**TASK DIRECTIONS**. From the listing below, pick out each line with the word "title".
======== RECORD EXTRACTS ========
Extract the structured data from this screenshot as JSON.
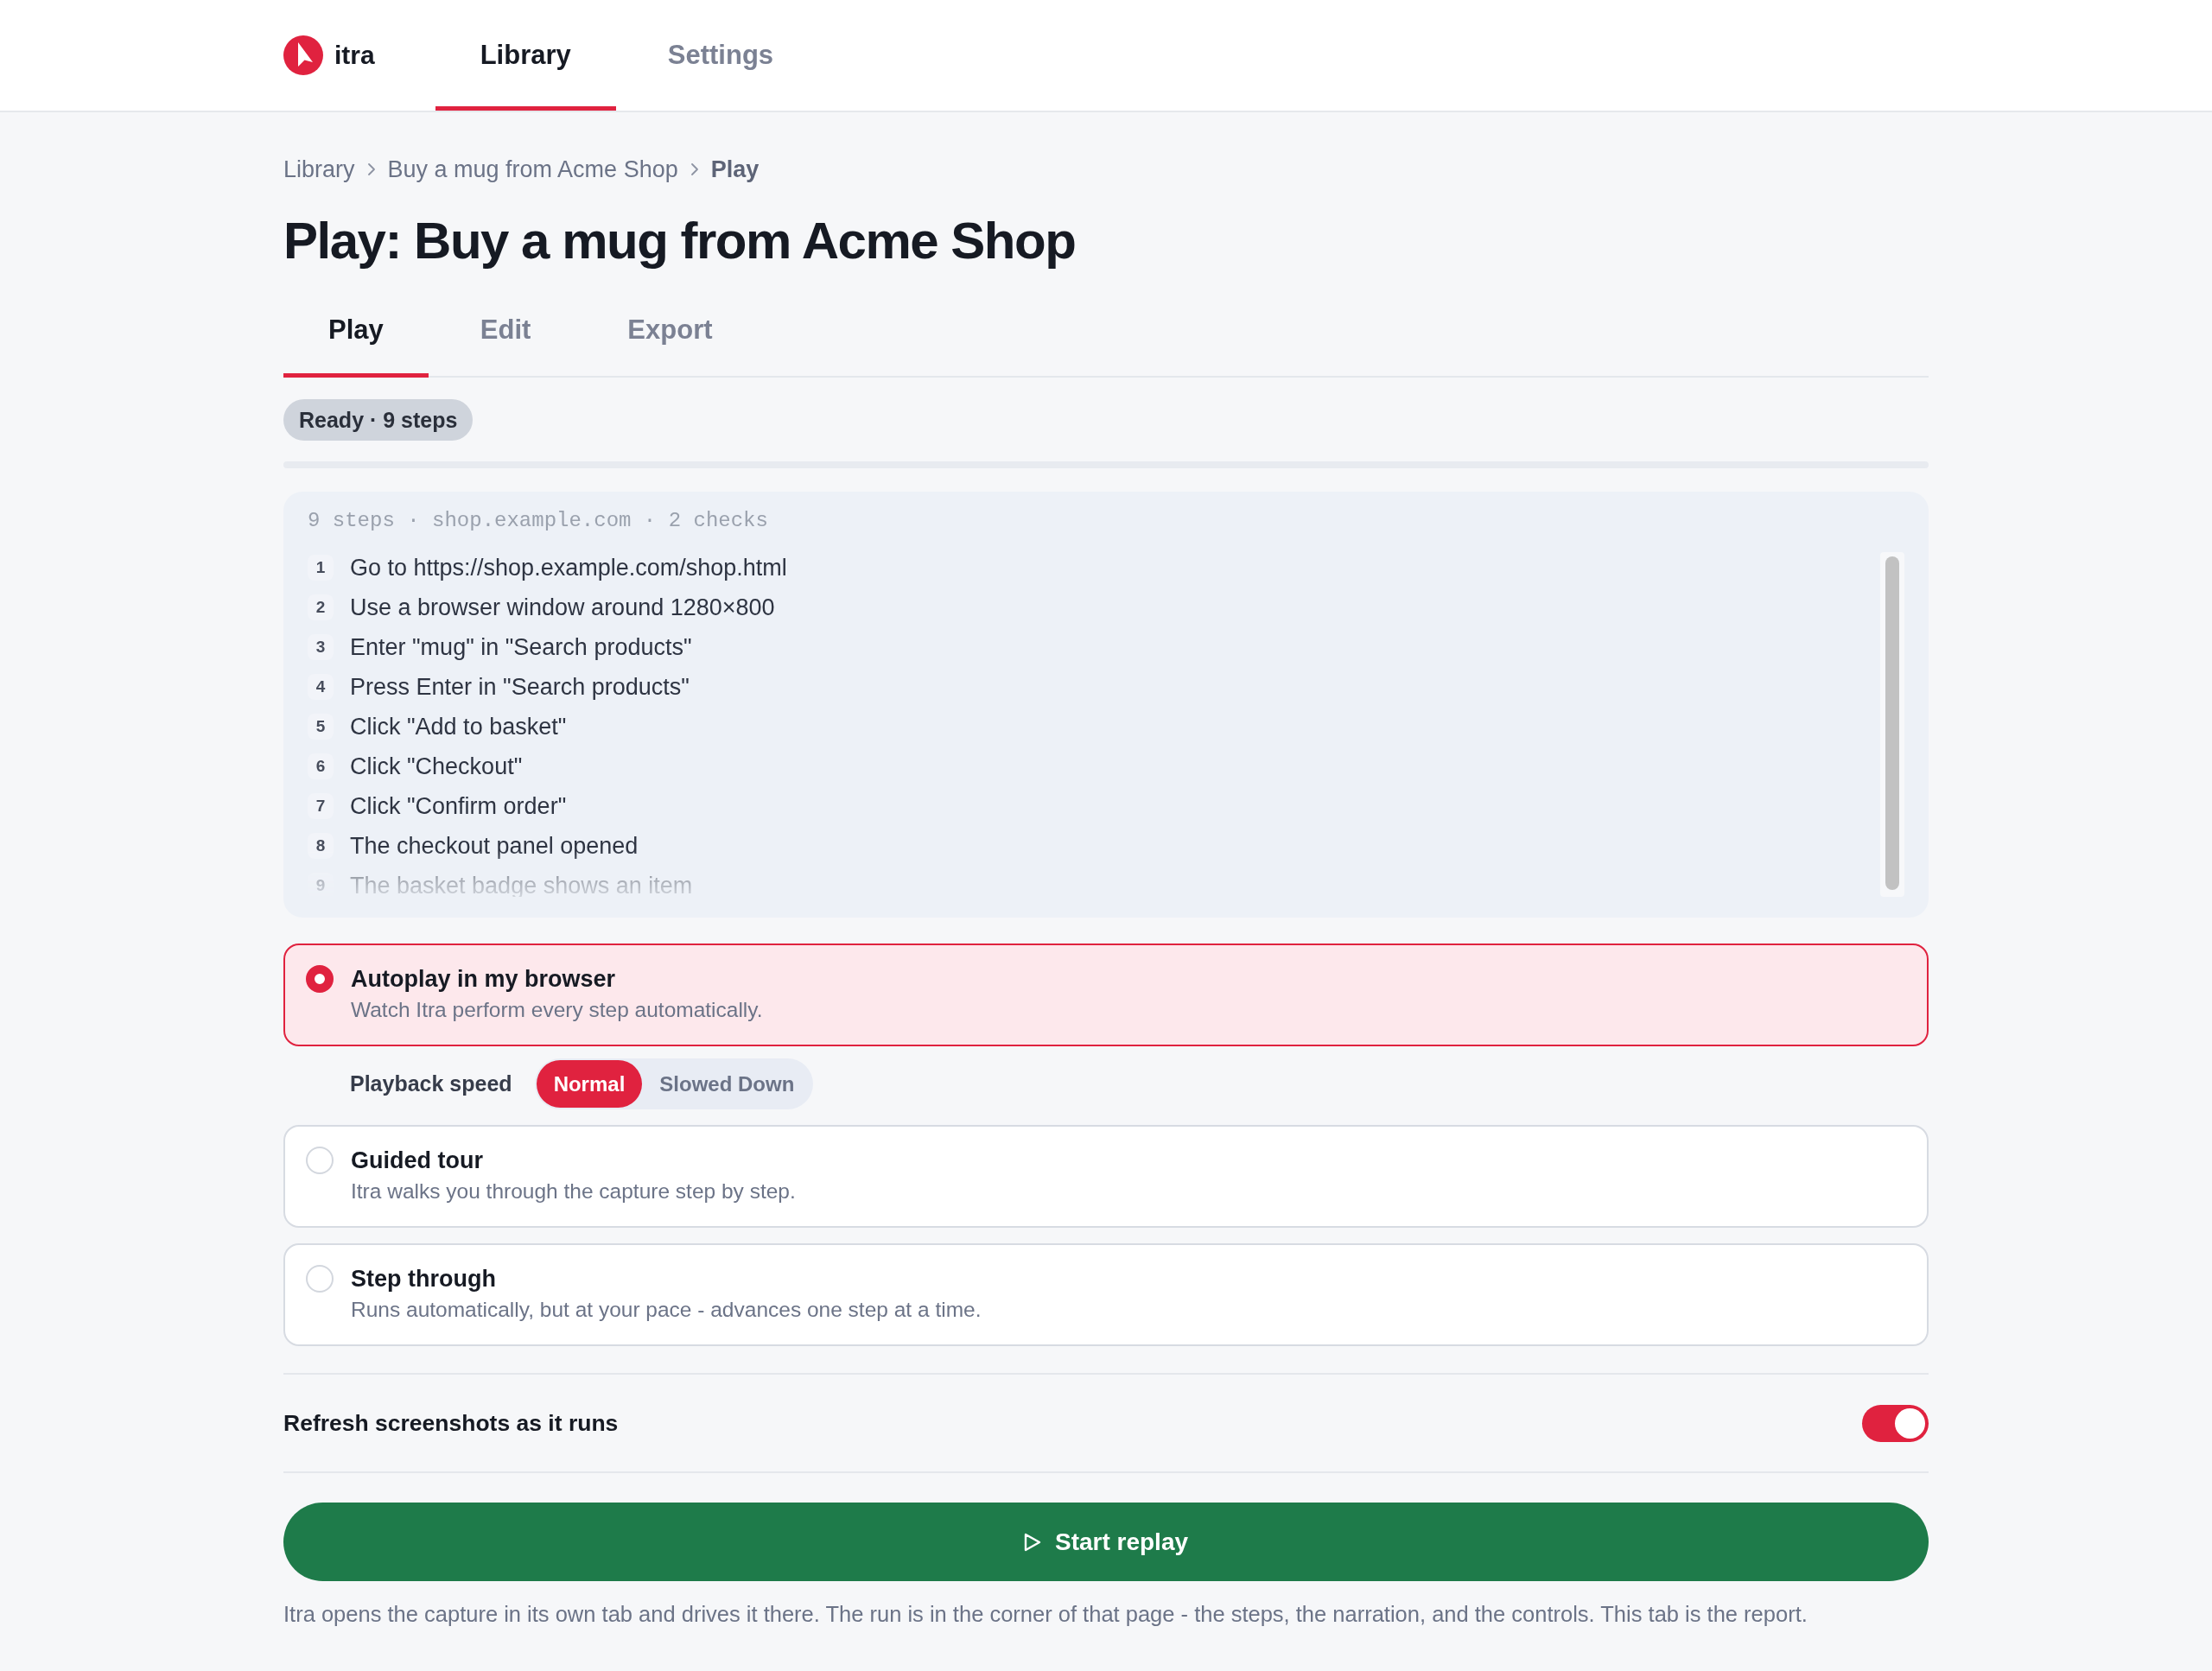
{
  "app": {
    "name": "itra"
  },
  "nav": [
    {
      "label": "Library",
      "selected": true
    },
    {
      "label": "Settings",
      "selected": false
    }
  ],
  "breadcrumb": [
    {
      "label": "Library",
      "current": false
    },
    {
      "label": "Buy a mug from Acme Shop",
      "current": false
    },
    {
      "label": "Play",
      "current": true
    }
  ],
  "title": "Play: Buy a mug from Acme Shop",
  "tabs": [
    {
      "label": "Play",
      "selected": true
    },
    {
      "label": "Edit",
      "selected": false
    },
    {
      "label": "Export",
      "selected": false
    }
  ],
  "status_badge": "Ready · 9 steps",
  "progress": {
    "level": 0
  },
  "steps_panel": {
    "summary": "9 steps · shop.example.com · 2 checks",
    "steps": [
      {
        "number": "1",
        "text": "Go to https://shop.example.com/shop.html"
      },
      {
        "number": "2",
        "text": "Use a browser window around 1280×800"
      },
      {
        "number": "3",
        "text": "Enter \"mug\" in \"Search products\""
      },
      {
        "number": "4",
        "text": "Press Enter in \"Search products\""
      },
      {
        "number": "5",
        "text": "Click \"Add to basket\""
      },
      {
        "number": "6",
        "text": "Click \"Checkout\""
      },
      {
        "number": "7",
        "text": "Click \"Confirm order\""
      },
      {
        "number": "8",
        "text": "The checkout panel opened"
      },
      {
        "number": "9",
        "text": "The basket badge shows an item"
      }
    ]
  },
  "modes": [
    {
      "title": "Autoplay in my browser",
      "description": "Watch Itra perform every step automatically.",
      "selected": true,
      "playback_speed": {
        "label": "Playback speed",
        "options": [
          {
            "label": "Normal",
            "selected": true
          },
          {
            "label": "Slowed Down",
            "selected": false
          }
        ]
      }
    },
    {
      "title": "Guided tour",
      "description": "Itra walks you through the capture step by step.",
      "selected": false
    },
    {
      "title": "Step through",
      "description": "Runs automatically, but at your pace - advances one step at a time.",
      "selected": false
    }
  ],
  "refresh_screenshots": {
    "label": "Refresh screenshots as it runs",
    "on": true
  },
  "start_button": {
    "label": "Start replay"
  },
  "note": "Itra opens the capture in its own tab and drives it there. The run is in the corner of that page - the steps, the narration, and the controls. This tab is the report."
}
========
**COMPLETED EXERCISE**.
  "title": "Play: Buy a mug from Acme Shop",
      "title": "Autoplay in my browser",
      "title": "Guided tour",
      "title": "Step through",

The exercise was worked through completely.